Reproduce word for word every line from the start of the records through the line containing "y-tick-label-100: 100 bbox=[75, 189, 102, 206]", including that line.

=== The input ===

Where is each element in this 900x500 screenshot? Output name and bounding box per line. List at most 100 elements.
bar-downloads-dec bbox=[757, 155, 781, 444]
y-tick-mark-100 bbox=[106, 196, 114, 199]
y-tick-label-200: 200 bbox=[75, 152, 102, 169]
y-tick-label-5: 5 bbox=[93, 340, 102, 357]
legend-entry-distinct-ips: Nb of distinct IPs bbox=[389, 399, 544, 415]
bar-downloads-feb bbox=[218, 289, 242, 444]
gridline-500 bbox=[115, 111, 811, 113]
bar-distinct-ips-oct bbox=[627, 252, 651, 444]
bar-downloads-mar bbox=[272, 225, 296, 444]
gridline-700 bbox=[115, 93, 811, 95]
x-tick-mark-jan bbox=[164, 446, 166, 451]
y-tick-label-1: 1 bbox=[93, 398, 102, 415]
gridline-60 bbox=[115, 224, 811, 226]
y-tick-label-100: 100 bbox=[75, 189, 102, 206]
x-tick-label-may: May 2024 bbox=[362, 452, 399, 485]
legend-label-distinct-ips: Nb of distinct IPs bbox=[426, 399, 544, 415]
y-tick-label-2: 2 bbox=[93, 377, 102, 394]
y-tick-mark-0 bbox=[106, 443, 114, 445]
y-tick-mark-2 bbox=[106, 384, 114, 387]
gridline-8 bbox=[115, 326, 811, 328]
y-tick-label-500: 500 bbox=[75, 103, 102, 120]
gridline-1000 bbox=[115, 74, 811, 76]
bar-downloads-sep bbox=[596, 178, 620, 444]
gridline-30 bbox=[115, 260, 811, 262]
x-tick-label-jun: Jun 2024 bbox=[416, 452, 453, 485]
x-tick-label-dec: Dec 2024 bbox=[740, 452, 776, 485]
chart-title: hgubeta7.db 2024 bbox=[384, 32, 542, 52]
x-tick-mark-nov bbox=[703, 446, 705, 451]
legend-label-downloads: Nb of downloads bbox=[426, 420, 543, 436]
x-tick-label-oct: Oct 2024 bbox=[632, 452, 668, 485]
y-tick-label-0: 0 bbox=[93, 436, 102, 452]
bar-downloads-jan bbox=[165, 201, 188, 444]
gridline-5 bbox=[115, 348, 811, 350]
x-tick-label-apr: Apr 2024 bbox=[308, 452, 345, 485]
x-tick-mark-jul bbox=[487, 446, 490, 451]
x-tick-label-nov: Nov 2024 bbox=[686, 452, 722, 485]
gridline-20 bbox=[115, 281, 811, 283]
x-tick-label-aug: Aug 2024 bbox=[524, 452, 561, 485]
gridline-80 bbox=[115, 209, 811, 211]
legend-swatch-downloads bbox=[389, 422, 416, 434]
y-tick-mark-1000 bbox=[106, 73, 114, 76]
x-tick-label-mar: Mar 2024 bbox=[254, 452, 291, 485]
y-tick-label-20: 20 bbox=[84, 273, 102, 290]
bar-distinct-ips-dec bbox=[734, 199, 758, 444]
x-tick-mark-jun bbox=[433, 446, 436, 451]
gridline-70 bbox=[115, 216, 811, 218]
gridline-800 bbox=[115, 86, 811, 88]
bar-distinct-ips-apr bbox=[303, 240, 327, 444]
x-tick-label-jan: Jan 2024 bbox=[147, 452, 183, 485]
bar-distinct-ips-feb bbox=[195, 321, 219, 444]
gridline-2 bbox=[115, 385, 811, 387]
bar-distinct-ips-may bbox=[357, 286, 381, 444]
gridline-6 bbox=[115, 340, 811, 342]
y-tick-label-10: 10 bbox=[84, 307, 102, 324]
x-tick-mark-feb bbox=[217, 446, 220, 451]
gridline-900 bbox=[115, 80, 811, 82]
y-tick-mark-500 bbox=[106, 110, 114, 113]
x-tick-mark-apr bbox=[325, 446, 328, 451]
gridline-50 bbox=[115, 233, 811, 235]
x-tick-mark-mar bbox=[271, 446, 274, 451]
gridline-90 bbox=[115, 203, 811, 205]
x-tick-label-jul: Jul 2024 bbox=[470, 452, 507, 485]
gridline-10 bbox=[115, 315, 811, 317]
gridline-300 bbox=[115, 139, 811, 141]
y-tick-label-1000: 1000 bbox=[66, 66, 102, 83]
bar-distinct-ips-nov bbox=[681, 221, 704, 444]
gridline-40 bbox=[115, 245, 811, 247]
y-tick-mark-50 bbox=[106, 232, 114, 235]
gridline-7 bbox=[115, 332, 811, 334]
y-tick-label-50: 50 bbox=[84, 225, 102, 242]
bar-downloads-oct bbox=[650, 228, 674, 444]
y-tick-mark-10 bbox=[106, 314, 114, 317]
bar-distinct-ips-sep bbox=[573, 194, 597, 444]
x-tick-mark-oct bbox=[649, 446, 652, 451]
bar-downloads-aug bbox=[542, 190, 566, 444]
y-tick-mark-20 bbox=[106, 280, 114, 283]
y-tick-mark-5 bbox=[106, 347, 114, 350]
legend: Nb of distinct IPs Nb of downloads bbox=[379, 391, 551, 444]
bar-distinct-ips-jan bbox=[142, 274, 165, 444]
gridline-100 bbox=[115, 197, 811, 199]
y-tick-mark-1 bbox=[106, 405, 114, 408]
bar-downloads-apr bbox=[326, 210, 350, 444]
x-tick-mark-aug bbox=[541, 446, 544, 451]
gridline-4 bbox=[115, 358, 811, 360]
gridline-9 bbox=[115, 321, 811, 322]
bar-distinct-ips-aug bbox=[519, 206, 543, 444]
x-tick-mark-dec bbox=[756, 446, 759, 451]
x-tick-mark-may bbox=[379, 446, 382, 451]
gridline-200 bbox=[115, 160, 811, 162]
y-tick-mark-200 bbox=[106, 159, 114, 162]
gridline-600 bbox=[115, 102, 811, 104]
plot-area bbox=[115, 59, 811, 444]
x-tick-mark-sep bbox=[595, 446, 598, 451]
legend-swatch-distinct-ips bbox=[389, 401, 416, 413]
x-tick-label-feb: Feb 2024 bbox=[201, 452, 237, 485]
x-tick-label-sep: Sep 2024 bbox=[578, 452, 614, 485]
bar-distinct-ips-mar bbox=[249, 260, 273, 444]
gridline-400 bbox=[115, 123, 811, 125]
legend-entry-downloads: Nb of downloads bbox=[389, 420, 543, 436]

===

• _Response for this exercise_:
Where is each element in this 900x500 screenshot? Output name and bounding box per line. List at most 100 elements.
bar-downloads-dec bbox=[757, 155, 781, 444]
y-tick-mark-100 bbox=[106, 196, 114, 199]
y-tick-label-200: 200 bbox=[75, 152, 102, 169]
y-tick-label-5: 5 bbox=[93, 340, 102, 357]
legend-entry-distinct-ips: Nb of distinct IPs bbox=[389, 399, 544, 415]
bar-downloads-feb bbox=[218, 289, 242, 444]
gridline-500 bbox=[115, 111, 811, 113]
bar-distinct-ips-oct bbox=[627, 252, 651, 444]
bar-downloads-mar bbox=[272, 225, 296, 444]
gridline-700 bbox=[115, 93, 811, 95]
x-tick-mark-jan bbox=[164, 446, 166, 451]
y-tick-label-1: 1 bbox=[93, 398, 102, 415]
gridline-60 bbox=[115, 224, 811, 226]
y-tick-label-100: 100 bbox=[75, 189, 102, 206]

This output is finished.